[Dataset items]
++++++

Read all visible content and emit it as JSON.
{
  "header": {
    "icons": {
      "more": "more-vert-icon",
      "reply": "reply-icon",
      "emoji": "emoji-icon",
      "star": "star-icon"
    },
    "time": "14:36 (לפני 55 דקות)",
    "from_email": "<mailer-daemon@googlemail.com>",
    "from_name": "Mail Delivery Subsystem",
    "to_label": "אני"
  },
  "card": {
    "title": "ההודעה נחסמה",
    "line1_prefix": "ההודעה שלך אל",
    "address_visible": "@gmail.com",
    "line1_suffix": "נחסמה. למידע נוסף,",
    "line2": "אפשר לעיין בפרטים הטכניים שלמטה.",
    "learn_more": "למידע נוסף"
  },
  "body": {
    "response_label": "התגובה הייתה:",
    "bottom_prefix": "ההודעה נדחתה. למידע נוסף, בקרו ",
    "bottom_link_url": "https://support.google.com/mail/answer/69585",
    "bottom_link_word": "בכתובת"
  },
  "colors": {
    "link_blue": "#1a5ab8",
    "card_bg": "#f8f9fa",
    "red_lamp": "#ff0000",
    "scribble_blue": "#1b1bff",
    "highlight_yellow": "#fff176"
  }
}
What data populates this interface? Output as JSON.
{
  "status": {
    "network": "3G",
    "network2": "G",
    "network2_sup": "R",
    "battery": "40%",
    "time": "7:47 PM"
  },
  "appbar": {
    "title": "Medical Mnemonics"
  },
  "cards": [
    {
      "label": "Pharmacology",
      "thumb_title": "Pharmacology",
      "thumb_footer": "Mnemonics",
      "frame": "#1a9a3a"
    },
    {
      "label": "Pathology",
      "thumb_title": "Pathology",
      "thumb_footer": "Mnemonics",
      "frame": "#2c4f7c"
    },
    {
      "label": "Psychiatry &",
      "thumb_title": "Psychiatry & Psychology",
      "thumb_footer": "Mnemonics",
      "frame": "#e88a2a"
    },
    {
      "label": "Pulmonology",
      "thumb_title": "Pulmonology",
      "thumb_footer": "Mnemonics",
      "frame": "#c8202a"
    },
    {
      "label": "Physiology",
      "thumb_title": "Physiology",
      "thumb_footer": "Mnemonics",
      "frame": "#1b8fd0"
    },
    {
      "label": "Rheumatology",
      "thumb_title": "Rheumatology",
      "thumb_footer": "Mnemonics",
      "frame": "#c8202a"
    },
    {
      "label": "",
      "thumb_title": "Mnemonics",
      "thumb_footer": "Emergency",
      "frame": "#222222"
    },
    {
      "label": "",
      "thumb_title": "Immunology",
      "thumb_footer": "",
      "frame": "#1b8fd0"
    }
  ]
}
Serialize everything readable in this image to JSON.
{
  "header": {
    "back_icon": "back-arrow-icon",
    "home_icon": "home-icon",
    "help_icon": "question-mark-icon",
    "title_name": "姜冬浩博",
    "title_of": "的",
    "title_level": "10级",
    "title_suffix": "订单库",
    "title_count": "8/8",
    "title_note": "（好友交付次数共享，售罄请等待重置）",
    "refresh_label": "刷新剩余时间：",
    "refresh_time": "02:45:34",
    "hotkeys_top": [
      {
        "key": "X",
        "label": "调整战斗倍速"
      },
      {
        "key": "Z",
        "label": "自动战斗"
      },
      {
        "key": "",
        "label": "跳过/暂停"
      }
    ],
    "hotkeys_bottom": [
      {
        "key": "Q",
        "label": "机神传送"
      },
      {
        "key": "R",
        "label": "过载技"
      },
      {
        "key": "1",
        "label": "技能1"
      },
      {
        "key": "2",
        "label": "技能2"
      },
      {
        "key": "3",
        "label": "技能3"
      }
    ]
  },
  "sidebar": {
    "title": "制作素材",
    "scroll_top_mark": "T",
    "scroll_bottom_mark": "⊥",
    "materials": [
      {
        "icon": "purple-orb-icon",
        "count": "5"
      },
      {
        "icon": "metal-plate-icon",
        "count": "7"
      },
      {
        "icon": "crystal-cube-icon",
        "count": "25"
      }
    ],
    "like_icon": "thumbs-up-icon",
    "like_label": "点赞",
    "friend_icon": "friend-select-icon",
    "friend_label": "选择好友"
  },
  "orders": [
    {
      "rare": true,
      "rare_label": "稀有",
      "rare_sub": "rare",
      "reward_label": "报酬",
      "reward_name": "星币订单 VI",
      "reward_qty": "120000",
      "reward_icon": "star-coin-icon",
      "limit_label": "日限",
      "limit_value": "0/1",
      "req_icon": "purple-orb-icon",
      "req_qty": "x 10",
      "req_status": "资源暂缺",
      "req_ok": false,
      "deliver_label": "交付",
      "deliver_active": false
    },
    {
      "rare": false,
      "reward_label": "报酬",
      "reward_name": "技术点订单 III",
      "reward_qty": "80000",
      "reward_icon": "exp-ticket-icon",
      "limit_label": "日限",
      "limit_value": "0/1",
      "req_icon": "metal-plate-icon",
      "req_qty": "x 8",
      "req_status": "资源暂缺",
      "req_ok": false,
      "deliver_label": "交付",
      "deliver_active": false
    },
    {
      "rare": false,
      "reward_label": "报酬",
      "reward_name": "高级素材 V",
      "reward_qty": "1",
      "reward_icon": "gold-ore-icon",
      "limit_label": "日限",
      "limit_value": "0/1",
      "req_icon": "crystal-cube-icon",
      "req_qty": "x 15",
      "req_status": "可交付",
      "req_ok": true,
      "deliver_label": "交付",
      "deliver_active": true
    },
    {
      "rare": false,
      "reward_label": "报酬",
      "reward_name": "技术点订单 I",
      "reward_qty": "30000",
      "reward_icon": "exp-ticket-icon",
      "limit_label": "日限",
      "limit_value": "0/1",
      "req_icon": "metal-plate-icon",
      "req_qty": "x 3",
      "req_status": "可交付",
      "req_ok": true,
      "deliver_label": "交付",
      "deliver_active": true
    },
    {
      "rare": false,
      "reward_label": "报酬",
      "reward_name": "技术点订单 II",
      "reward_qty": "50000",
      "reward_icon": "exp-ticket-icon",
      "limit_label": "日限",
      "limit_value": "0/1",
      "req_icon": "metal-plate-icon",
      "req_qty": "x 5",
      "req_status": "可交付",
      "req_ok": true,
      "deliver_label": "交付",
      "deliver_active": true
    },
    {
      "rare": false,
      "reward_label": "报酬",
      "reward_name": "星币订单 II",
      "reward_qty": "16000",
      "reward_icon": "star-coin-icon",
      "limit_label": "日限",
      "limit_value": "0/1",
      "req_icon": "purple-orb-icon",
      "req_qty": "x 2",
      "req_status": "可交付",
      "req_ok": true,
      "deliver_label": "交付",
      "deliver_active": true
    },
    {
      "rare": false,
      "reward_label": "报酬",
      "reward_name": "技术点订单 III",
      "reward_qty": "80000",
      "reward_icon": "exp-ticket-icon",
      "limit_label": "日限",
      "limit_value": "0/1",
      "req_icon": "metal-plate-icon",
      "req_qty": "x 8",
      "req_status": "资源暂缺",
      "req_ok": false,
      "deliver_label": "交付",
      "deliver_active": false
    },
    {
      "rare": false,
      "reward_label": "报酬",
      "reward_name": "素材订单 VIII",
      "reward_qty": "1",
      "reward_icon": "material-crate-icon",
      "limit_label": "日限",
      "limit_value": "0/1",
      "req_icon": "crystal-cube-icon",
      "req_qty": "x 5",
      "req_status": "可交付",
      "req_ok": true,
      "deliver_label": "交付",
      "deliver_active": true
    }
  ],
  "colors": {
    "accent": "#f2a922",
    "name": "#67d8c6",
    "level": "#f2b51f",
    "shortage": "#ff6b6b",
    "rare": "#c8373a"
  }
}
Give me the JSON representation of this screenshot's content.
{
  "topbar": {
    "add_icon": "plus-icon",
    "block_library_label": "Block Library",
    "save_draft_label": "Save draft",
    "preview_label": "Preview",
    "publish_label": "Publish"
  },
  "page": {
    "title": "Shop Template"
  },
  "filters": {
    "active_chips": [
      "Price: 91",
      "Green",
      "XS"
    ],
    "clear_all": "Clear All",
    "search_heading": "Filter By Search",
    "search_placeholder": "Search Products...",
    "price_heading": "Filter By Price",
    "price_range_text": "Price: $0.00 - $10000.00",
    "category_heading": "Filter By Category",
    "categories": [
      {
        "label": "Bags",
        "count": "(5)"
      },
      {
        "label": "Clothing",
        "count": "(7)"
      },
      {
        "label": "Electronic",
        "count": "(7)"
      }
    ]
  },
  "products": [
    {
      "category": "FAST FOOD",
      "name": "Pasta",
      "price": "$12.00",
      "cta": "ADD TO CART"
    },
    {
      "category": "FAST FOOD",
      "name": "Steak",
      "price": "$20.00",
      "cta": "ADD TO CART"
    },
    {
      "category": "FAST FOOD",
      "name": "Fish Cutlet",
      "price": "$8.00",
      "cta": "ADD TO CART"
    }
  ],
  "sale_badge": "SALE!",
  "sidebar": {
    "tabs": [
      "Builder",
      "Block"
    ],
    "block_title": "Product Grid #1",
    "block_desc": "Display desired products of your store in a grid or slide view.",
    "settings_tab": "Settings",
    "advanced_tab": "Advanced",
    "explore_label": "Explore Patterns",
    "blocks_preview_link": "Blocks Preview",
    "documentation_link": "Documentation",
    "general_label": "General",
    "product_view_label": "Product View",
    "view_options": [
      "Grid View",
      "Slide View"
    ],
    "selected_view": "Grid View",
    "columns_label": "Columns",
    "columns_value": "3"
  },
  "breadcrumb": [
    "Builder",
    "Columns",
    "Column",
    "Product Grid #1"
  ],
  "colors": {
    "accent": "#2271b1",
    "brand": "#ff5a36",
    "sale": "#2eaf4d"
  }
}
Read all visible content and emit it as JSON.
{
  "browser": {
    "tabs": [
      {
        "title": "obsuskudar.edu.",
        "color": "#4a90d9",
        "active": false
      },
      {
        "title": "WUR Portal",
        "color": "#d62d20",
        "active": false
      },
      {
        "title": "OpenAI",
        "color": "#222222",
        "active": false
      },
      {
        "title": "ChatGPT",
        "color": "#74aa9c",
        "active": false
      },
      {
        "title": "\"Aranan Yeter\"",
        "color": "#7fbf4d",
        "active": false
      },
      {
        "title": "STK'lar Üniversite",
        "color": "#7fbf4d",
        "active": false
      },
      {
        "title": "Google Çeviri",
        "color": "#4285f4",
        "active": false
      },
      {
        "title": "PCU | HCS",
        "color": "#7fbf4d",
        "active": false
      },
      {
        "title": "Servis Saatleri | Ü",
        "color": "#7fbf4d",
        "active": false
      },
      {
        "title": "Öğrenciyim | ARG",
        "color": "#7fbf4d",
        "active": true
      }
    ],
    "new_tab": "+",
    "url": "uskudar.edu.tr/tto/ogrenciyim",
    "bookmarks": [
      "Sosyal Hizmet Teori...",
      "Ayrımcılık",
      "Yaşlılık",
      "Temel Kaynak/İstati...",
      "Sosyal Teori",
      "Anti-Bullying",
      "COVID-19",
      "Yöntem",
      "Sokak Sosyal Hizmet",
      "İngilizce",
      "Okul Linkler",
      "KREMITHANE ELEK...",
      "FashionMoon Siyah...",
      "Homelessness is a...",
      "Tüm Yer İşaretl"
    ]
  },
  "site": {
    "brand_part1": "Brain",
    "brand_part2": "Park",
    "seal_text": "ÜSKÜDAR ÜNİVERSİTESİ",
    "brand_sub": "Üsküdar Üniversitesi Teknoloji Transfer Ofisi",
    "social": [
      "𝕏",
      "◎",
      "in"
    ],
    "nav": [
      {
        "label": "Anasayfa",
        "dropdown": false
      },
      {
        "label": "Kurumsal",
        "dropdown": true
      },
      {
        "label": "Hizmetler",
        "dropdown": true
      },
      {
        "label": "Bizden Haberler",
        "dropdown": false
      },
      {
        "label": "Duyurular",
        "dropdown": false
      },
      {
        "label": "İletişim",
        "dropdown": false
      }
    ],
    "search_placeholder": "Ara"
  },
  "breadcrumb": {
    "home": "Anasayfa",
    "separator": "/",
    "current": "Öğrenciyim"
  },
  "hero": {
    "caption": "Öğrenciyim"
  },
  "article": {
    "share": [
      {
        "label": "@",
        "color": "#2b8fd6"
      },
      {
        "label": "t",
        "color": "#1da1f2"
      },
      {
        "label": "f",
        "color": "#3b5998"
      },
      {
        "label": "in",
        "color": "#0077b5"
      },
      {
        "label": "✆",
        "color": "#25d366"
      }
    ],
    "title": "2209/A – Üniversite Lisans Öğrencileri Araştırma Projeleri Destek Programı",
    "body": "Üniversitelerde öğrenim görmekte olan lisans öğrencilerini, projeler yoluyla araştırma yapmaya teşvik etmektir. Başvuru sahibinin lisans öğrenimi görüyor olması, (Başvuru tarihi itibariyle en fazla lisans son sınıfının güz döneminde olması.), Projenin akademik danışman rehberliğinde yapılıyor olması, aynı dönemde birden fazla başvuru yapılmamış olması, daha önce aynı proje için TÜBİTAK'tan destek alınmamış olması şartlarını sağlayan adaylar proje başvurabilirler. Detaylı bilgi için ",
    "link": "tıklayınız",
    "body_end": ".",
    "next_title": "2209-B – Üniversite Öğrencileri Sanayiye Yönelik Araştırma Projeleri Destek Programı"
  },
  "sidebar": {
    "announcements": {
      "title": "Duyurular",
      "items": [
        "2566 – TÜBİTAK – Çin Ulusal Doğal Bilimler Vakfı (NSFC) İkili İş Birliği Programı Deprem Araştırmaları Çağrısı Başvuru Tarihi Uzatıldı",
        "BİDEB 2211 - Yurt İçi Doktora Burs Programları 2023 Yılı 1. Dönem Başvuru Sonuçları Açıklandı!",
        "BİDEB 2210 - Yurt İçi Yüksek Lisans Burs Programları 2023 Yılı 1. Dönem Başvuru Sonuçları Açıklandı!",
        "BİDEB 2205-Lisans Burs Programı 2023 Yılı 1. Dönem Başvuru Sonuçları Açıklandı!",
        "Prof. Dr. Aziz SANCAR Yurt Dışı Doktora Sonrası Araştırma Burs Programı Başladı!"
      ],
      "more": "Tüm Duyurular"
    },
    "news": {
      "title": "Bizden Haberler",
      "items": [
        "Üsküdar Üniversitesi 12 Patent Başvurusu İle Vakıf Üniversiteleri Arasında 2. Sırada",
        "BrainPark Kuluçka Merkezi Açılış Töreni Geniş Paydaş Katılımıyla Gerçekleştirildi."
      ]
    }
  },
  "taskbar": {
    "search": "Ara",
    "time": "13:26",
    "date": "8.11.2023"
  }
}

++++++

> _Your instructions_: Give back only a number, the number of lines where the string "נחסמה" occurs.

> _Solved exercise_: 2